* [Dataset extract]
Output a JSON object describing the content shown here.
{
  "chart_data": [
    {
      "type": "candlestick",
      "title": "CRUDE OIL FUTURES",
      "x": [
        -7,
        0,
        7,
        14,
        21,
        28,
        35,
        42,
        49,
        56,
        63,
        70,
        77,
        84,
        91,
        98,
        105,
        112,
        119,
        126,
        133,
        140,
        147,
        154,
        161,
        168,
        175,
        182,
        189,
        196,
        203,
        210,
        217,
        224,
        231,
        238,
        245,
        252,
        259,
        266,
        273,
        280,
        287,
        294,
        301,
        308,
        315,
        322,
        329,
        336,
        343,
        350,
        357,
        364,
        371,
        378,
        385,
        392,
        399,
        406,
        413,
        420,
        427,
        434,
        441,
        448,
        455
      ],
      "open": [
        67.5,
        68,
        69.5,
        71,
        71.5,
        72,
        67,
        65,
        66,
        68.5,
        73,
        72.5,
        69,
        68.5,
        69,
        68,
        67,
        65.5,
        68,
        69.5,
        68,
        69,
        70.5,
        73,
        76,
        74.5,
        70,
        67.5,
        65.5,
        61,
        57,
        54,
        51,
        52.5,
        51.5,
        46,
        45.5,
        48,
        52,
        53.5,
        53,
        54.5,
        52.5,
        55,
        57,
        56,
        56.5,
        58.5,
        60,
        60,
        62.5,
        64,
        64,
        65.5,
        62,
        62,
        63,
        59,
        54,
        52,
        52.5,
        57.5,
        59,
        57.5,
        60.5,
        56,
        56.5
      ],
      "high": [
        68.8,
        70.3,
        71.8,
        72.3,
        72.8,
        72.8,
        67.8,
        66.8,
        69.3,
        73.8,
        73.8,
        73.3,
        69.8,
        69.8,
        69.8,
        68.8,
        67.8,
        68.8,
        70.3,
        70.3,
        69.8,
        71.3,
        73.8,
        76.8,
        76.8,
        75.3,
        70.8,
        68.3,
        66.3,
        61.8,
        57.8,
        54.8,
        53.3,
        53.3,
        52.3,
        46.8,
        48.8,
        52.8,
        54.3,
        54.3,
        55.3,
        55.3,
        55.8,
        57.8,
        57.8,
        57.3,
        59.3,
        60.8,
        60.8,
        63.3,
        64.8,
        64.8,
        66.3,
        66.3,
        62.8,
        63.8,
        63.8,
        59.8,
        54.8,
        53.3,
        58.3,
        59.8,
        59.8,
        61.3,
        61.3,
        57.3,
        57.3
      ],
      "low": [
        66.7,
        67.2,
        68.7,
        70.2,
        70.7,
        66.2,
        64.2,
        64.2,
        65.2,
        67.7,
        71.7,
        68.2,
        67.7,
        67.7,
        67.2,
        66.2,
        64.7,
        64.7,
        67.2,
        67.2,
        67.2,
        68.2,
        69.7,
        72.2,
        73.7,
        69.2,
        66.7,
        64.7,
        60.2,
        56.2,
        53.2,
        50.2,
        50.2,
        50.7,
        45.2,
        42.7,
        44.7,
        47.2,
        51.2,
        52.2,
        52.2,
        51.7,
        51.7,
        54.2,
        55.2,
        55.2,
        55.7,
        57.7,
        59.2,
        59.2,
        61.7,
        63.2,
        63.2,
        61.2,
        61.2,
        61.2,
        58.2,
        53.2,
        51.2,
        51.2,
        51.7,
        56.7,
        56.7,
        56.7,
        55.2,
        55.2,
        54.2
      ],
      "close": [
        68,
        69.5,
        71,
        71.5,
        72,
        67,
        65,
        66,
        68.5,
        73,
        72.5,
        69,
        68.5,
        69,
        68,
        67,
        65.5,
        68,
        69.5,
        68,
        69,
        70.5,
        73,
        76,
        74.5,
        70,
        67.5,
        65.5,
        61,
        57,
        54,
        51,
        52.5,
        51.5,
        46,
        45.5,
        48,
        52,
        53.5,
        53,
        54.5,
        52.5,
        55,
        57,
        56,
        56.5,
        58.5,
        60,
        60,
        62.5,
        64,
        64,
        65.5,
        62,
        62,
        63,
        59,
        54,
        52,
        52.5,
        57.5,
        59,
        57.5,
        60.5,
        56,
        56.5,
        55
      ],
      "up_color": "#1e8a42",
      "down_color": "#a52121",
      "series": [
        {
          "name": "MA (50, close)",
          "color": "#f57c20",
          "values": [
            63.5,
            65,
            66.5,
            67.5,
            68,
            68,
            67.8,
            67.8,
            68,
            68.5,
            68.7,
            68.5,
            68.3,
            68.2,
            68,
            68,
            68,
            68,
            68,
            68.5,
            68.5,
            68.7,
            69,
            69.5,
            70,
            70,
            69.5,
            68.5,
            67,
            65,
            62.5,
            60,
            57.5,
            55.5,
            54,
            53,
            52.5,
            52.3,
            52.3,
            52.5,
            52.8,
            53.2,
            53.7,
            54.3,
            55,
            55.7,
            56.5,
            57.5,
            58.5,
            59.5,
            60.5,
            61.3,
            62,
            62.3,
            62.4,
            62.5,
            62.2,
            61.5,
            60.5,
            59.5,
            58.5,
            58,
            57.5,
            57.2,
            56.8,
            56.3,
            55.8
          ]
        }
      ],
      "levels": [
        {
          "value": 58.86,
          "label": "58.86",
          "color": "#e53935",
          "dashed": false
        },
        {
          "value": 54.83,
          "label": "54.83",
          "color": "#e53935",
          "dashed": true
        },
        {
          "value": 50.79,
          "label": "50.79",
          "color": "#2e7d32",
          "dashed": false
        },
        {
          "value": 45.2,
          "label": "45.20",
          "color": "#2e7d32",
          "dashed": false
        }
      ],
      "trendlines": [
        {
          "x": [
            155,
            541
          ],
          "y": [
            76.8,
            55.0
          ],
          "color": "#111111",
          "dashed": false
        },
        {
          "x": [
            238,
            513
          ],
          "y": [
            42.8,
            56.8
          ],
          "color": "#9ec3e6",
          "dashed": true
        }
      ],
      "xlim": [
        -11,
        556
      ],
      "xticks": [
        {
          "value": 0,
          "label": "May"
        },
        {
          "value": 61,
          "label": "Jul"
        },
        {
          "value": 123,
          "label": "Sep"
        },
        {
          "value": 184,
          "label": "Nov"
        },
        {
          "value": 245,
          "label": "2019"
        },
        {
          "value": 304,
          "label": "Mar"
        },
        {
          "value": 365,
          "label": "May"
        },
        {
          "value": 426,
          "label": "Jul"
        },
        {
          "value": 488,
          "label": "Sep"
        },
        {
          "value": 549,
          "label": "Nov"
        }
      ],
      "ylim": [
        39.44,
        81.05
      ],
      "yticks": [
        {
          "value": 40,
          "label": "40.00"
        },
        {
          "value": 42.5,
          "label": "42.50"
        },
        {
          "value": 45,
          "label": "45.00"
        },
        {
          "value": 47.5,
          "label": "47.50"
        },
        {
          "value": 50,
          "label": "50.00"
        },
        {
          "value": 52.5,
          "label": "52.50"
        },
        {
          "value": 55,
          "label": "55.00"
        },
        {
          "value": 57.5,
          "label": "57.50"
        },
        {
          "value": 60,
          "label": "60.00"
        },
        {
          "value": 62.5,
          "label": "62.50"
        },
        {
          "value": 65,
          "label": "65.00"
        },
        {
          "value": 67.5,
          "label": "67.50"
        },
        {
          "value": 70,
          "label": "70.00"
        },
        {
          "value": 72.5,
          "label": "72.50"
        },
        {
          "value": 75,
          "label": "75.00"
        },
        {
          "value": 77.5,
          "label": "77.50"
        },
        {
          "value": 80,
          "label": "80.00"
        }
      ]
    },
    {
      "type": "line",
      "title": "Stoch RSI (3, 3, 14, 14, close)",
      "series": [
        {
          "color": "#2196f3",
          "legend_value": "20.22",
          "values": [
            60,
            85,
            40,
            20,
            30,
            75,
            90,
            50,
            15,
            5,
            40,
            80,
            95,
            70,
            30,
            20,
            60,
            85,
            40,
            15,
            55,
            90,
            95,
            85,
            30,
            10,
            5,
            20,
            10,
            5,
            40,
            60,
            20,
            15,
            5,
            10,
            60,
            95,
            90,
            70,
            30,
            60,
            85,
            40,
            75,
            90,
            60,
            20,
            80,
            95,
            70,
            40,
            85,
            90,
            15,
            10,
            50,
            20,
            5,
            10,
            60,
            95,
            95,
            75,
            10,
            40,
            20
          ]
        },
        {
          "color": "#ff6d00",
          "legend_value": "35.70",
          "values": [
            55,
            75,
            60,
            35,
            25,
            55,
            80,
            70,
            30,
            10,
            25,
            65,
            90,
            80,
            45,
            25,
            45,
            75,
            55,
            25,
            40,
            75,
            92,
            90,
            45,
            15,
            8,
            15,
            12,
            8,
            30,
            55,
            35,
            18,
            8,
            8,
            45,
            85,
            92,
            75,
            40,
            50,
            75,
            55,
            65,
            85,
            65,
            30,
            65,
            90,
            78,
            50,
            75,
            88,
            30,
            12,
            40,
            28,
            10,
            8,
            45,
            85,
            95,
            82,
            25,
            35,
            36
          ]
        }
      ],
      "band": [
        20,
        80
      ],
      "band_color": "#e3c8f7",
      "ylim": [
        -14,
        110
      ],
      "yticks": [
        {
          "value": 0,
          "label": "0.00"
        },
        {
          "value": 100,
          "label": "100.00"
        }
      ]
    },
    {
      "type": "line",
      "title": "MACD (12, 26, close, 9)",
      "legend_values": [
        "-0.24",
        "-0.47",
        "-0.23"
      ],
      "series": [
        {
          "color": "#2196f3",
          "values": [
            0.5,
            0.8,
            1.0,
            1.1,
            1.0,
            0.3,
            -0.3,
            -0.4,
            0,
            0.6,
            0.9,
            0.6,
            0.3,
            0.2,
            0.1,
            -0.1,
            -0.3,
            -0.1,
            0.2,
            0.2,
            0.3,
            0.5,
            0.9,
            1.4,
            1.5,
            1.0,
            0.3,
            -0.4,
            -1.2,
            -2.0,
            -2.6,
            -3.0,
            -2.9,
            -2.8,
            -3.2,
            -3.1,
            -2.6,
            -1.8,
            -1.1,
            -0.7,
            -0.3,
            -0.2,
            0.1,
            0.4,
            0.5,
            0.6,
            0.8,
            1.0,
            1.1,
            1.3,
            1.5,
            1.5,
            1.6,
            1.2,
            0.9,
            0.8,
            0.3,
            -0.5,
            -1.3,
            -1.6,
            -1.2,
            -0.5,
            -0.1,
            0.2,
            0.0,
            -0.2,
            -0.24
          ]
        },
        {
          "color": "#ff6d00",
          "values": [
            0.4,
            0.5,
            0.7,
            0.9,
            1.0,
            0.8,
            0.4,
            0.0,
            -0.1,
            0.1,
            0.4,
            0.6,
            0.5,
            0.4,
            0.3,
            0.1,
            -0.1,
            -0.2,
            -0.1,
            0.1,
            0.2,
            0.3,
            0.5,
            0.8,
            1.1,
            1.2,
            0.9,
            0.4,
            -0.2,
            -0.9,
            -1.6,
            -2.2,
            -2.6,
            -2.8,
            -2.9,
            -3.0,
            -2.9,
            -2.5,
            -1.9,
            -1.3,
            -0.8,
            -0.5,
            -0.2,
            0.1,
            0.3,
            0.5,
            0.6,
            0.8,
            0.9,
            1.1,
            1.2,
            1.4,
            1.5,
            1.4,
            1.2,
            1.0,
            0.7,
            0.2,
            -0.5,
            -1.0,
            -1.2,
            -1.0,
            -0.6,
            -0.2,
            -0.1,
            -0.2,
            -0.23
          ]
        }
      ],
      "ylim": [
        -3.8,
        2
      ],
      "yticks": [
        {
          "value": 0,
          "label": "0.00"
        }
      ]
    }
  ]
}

* [Aim of the task] What count of lines in the listing contain the word "title"? Reply with the number only.

* [Final answer] 3